## Start

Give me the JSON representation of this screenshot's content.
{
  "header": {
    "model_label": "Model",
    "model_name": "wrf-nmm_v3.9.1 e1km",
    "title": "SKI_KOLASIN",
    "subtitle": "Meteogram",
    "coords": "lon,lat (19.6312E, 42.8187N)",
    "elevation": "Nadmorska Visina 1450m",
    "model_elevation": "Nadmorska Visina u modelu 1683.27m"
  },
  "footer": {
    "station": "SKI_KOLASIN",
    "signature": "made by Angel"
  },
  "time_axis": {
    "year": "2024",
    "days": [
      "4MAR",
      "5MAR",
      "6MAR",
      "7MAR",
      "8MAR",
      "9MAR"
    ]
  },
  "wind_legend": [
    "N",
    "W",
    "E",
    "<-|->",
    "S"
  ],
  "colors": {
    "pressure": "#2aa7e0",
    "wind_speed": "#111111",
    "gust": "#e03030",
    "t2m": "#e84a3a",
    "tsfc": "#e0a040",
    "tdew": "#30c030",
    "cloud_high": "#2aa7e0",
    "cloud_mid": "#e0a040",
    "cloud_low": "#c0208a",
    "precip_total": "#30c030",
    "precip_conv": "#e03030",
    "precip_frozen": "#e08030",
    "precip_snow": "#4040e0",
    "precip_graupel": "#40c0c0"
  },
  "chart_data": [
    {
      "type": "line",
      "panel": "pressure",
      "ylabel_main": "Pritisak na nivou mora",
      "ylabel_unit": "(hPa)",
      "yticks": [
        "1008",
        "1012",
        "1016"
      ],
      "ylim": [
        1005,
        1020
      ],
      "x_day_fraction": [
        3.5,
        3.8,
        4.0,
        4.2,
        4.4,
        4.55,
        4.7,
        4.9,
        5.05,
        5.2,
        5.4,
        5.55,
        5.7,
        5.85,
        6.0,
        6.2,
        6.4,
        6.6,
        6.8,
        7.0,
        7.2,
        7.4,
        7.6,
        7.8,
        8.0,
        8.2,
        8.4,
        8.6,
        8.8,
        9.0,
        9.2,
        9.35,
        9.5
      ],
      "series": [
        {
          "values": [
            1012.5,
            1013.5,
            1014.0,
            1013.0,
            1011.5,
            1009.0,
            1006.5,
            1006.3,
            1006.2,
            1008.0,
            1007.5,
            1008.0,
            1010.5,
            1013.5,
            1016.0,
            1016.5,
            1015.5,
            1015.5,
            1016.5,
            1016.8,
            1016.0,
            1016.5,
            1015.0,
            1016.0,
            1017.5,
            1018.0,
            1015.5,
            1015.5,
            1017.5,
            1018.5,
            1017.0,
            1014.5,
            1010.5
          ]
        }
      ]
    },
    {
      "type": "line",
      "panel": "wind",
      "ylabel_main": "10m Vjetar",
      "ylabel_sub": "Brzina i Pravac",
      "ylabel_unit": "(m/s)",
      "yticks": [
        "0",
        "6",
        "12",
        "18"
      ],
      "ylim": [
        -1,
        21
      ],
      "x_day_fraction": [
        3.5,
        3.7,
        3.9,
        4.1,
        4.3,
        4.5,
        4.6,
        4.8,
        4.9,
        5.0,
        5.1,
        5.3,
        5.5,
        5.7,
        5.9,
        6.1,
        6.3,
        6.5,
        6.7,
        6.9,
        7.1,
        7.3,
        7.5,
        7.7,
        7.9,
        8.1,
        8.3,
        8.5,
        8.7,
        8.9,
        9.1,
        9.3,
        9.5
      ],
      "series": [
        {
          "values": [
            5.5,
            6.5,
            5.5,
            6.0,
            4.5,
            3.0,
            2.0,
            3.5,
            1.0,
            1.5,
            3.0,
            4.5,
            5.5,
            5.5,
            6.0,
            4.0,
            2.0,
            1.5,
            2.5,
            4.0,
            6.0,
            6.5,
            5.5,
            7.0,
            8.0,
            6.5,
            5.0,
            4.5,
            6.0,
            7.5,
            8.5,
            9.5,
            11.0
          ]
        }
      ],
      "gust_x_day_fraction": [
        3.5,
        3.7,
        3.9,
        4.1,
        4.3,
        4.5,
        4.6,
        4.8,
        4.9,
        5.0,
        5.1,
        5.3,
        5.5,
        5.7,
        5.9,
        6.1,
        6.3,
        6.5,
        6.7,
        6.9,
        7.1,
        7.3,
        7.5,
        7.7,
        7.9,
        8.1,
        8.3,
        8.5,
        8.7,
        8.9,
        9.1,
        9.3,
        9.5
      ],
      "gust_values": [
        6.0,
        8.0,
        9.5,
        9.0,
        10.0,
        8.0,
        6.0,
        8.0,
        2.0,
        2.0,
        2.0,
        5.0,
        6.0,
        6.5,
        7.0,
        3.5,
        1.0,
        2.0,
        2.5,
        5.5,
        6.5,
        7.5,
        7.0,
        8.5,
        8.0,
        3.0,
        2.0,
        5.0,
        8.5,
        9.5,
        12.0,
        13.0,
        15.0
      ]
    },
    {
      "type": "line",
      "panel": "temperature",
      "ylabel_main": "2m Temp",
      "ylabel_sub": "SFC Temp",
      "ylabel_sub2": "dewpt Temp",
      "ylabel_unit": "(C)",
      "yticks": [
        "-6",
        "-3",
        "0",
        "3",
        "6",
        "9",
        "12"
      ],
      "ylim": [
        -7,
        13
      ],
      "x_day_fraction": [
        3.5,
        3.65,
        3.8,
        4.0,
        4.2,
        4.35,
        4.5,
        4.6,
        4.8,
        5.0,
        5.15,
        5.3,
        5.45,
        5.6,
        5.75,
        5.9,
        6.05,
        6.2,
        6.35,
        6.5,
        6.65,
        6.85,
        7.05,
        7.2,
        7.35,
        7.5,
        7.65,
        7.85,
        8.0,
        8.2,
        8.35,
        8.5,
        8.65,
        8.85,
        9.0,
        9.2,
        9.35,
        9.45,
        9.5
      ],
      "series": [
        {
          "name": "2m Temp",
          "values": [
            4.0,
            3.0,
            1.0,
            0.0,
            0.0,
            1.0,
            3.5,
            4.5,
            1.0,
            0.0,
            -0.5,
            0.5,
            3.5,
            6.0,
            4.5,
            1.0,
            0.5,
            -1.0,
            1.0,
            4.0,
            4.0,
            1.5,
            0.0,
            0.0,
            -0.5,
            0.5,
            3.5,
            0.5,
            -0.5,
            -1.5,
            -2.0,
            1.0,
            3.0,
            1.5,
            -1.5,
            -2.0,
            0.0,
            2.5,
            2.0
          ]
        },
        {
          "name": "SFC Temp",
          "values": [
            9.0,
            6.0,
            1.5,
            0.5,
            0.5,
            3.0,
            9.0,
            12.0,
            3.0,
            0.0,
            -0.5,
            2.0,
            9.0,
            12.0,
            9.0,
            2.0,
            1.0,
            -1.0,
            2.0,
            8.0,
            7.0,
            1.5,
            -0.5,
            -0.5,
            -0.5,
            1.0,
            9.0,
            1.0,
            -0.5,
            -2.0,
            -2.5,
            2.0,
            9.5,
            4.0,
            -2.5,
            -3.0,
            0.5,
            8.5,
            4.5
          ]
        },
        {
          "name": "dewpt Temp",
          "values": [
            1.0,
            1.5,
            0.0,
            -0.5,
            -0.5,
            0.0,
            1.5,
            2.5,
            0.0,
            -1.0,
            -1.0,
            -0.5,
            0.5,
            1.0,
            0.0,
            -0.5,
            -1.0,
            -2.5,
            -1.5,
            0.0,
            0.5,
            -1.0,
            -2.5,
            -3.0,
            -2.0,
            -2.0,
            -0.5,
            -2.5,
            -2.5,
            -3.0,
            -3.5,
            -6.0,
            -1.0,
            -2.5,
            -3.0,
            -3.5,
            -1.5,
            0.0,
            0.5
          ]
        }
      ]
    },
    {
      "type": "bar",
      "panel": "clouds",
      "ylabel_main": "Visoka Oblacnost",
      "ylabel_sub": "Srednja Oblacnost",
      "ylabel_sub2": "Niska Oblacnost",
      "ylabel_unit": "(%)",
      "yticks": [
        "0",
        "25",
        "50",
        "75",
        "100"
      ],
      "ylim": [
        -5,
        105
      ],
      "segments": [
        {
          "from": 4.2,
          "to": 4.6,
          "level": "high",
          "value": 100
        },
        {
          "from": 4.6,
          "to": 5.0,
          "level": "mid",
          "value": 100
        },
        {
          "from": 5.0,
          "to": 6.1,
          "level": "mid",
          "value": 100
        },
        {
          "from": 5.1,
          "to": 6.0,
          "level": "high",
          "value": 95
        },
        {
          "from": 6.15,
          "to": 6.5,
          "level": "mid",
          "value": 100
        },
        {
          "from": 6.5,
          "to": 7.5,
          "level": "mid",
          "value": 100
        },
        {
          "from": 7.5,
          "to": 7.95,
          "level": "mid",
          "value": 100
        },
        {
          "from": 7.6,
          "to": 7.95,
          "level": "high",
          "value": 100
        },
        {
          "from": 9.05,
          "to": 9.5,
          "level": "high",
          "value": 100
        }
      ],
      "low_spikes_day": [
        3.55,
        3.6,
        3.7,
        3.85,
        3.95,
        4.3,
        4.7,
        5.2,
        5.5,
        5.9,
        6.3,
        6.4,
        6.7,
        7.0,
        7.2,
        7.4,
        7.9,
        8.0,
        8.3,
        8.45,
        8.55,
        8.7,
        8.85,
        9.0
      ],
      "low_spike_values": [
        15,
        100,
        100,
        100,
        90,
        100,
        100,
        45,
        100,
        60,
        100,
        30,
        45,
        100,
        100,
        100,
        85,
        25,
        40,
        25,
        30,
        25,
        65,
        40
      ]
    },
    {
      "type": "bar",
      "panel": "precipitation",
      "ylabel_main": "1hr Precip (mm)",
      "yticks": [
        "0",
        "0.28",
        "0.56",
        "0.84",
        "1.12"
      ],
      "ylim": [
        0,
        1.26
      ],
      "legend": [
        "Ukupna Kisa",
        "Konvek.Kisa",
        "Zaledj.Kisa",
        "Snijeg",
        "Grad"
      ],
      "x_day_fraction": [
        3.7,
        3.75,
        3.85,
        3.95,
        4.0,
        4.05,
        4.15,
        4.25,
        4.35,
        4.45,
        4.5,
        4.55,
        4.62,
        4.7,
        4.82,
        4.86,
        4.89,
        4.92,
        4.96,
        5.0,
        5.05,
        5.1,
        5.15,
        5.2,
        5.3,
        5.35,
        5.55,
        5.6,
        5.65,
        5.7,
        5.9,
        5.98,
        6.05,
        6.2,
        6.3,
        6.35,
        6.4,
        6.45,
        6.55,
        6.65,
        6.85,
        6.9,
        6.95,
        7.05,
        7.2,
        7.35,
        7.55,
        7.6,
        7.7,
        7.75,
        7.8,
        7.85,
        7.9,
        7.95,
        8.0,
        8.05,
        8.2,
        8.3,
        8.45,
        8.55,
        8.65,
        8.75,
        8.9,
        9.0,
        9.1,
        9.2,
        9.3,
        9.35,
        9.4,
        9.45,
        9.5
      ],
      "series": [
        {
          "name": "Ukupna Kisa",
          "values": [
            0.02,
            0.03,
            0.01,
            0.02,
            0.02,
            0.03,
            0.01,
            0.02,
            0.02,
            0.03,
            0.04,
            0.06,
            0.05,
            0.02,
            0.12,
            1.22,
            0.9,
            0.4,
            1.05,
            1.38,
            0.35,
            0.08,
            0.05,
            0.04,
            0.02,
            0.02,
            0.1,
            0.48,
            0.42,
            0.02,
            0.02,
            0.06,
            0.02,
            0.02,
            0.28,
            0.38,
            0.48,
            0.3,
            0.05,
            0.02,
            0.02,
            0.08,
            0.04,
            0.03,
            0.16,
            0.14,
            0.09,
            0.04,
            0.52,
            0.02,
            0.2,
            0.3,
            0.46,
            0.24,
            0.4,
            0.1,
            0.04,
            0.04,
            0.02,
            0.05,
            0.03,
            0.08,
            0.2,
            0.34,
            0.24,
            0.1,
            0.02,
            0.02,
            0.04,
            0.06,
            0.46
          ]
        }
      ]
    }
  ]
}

## End

Go through the records and copy each line with "panel" in it.

RESPONSE TO THIS EXERCISE.
      "panel": "pressure",
      "panel": "wind",
      "panel": "temperature",
      "panel": "clouds",
      "panel": "precipitation",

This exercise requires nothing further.